[Records start]

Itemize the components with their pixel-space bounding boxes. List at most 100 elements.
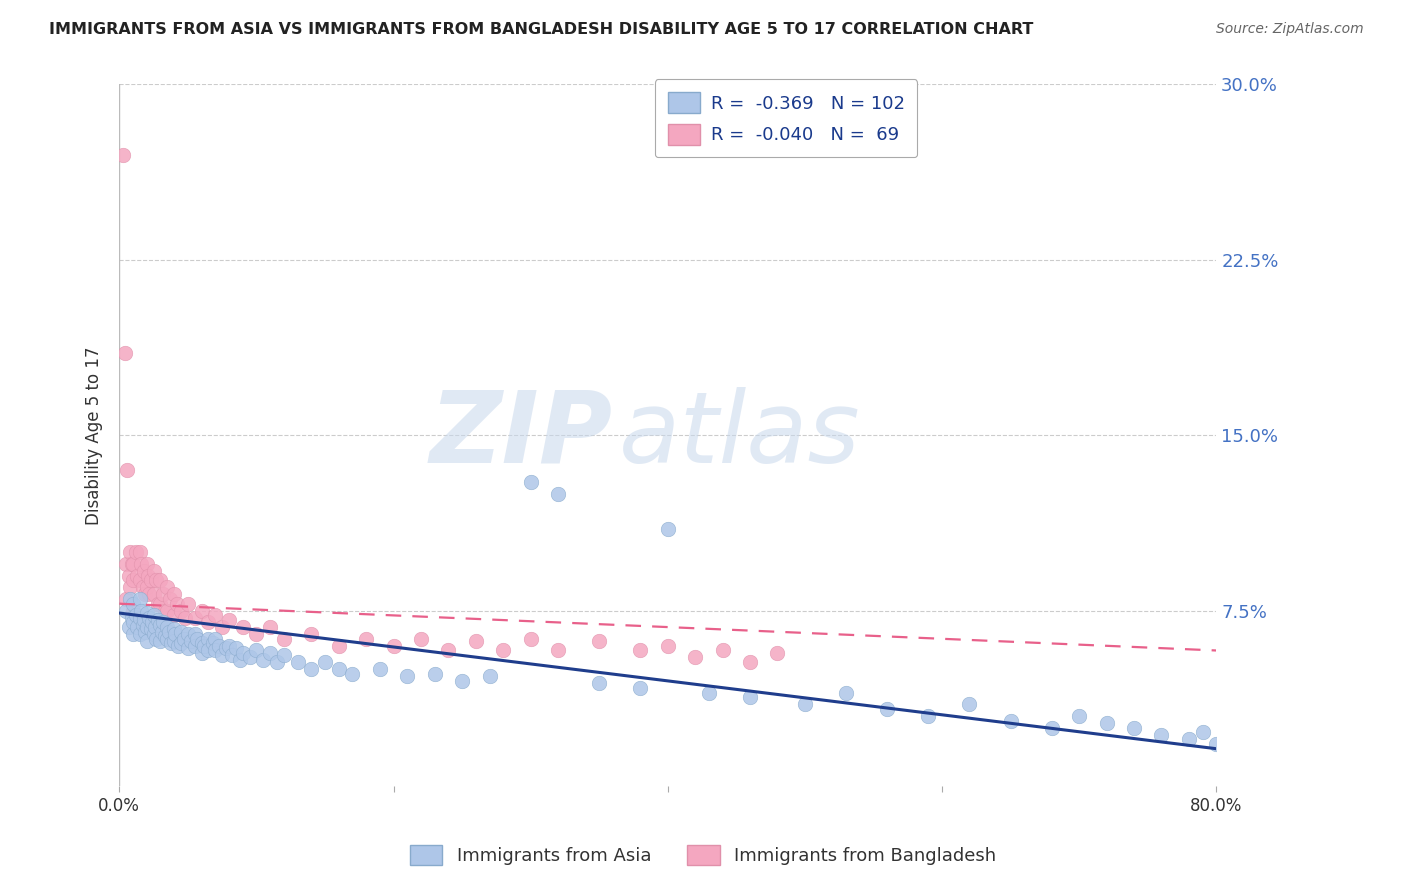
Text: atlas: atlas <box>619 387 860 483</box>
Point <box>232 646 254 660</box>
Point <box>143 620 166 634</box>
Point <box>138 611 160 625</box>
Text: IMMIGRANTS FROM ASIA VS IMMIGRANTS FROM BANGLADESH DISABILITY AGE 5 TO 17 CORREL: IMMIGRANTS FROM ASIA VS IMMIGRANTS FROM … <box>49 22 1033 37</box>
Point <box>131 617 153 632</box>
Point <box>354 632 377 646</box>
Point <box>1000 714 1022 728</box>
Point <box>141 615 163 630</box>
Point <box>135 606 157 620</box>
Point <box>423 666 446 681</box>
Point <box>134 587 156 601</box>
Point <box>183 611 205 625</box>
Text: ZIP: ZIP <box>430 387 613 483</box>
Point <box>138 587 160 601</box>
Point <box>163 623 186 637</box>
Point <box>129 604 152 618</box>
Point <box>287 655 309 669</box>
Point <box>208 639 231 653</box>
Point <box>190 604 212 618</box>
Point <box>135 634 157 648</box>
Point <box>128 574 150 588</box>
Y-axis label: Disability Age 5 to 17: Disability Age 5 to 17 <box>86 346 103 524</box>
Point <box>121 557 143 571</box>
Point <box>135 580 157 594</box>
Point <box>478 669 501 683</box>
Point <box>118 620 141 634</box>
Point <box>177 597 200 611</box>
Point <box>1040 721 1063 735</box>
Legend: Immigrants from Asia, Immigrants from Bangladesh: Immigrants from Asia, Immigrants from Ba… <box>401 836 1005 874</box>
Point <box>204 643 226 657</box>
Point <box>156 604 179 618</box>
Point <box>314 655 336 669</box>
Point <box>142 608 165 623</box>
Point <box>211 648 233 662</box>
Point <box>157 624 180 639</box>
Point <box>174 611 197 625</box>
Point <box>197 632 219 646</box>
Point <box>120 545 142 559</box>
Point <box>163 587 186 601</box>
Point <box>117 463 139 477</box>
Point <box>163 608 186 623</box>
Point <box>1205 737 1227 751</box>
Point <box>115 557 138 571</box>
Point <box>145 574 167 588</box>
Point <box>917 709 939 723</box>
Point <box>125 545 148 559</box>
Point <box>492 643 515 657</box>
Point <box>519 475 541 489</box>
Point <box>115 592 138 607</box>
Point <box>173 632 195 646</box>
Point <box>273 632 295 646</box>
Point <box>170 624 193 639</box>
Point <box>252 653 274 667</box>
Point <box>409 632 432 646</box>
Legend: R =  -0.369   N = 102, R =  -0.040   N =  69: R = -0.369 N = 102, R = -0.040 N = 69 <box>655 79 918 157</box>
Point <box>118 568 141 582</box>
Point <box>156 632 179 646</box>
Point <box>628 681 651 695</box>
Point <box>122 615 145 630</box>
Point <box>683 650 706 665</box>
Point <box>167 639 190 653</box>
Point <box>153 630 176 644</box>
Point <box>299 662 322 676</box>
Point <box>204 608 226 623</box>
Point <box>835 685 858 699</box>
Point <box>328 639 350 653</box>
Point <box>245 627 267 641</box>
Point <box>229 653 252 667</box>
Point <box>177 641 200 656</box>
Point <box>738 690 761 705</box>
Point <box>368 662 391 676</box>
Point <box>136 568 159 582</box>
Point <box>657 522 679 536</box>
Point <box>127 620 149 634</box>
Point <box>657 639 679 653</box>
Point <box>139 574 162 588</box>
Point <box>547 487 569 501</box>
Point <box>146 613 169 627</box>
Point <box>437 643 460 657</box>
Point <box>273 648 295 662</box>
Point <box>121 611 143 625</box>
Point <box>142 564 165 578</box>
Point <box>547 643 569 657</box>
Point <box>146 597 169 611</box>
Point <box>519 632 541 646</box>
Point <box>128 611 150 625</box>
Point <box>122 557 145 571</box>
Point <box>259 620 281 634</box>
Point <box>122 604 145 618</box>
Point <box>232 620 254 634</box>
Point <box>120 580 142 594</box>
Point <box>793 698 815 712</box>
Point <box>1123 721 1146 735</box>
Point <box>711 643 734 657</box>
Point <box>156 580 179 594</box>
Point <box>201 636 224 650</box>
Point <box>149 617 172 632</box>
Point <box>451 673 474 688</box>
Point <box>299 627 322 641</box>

[Records end]
[Records start]

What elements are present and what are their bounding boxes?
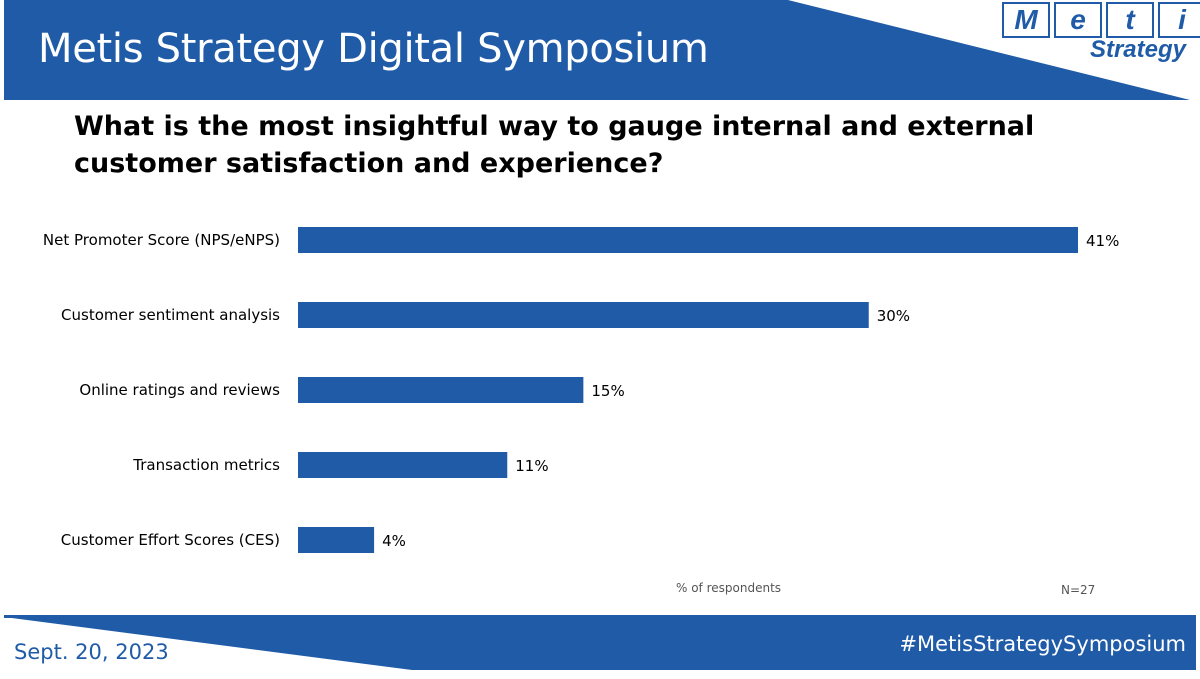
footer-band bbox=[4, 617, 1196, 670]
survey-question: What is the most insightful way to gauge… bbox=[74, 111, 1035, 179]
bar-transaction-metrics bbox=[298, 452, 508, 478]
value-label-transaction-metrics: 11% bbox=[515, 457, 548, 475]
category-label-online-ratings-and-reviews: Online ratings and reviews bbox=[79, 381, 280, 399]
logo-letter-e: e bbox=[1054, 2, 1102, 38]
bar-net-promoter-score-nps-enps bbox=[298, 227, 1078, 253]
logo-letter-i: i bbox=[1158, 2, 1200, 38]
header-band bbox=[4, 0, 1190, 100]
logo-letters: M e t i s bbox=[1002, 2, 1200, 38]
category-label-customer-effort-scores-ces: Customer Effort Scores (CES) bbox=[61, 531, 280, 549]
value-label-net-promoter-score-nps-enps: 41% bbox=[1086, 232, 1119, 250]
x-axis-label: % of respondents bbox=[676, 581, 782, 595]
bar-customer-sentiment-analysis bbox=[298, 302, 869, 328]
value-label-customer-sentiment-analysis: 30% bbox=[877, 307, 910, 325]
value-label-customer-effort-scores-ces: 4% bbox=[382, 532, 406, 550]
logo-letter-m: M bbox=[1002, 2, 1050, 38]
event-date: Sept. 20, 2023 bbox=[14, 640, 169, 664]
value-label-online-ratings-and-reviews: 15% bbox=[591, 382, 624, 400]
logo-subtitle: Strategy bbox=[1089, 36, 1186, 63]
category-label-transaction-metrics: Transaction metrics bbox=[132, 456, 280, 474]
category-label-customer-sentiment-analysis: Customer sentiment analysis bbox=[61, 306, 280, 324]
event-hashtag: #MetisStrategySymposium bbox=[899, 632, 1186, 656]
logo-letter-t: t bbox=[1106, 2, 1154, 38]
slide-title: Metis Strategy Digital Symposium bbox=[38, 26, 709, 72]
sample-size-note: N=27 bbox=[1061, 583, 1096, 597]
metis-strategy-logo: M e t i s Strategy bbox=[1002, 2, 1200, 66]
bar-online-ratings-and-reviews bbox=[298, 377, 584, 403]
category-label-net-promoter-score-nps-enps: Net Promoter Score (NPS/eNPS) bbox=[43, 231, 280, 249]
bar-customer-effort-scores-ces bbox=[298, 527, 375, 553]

[Records end]

### Problem to work on
Reproduce the lines of the data above verbatim, starting at the line containing "Text: atlas: atlas <box>619 387 860 483</box>" and ending at the line containing "Point <box>141 615 163 630</box>", with both of those lines included.

### Output
Text: atlas: atlas <box>619 387 860 483</box>
Point <box>232 646 254 660</box>
Point <box>143 620 166 634</box>
Point <box>138 611 160 625</box>
Text: IMMIGRANTS FROM ASIA VS IMMIGRANTS FROM BANGLADESH DISABILITY AGE 5 TO 17 CORREL: IMMIGRANTS FROM ASIA VS IMMIGRANTS FROM … <box>49 22 1033 37</box>
Point <box>131 617 153 632</box>
Point <box>354 632 377 646</box>
Point <box>1000 714 1022 728</box>
Point <box>141 615 163 630</box>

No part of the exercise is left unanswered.